══ Input material ══

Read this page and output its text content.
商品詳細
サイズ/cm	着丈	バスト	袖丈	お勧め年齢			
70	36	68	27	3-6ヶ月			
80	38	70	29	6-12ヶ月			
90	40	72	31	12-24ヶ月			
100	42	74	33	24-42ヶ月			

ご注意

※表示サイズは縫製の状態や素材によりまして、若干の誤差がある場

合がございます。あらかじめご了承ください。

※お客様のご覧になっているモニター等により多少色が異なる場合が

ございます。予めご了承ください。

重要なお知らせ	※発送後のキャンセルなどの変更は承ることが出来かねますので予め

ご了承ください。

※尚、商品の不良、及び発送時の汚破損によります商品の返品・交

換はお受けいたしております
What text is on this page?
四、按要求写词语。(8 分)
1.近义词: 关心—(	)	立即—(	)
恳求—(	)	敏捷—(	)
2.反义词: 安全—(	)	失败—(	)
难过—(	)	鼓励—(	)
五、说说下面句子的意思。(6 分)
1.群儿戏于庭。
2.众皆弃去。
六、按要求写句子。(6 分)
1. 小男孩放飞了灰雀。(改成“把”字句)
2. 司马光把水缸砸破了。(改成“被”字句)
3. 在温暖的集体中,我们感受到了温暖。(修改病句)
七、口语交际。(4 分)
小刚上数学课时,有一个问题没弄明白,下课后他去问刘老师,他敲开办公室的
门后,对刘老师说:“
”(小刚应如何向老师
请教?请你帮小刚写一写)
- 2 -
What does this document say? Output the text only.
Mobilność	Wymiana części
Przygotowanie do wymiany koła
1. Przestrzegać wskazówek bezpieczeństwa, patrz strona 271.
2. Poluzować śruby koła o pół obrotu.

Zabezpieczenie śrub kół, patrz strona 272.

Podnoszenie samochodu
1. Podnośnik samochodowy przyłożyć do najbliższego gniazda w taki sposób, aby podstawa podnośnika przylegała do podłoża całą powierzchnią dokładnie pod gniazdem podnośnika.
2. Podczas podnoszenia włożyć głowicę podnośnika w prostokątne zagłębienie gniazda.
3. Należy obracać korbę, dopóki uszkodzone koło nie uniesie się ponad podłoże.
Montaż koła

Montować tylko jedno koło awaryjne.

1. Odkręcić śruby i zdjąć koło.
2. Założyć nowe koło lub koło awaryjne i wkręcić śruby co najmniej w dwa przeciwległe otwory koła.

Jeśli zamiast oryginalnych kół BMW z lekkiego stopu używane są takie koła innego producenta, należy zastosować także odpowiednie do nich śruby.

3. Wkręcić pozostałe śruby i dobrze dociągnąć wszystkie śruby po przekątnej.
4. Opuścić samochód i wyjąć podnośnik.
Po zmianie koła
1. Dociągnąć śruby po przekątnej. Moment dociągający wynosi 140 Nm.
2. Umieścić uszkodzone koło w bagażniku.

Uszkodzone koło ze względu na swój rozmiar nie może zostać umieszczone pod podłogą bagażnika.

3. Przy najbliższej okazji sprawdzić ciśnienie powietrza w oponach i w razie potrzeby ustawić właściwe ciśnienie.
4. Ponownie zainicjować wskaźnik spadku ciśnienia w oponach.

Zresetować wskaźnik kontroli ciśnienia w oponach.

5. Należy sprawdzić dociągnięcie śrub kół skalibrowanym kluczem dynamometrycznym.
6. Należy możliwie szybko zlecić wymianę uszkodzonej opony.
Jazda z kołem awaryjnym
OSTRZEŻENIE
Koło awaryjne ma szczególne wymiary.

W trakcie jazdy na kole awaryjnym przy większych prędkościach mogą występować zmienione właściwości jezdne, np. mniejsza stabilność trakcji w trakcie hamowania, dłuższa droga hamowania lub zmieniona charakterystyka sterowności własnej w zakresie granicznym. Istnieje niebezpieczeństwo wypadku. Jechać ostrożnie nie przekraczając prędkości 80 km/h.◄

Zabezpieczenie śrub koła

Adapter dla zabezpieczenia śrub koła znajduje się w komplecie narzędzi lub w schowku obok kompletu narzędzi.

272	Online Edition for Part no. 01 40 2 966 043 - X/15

═══

### To do
Lines that include the word "Zabezpieczenie" are to be extracted from the data above.

### Answer
Zabezpieczenie śrub kół, patrz strona 272.
Zabezpieczenie śrub koła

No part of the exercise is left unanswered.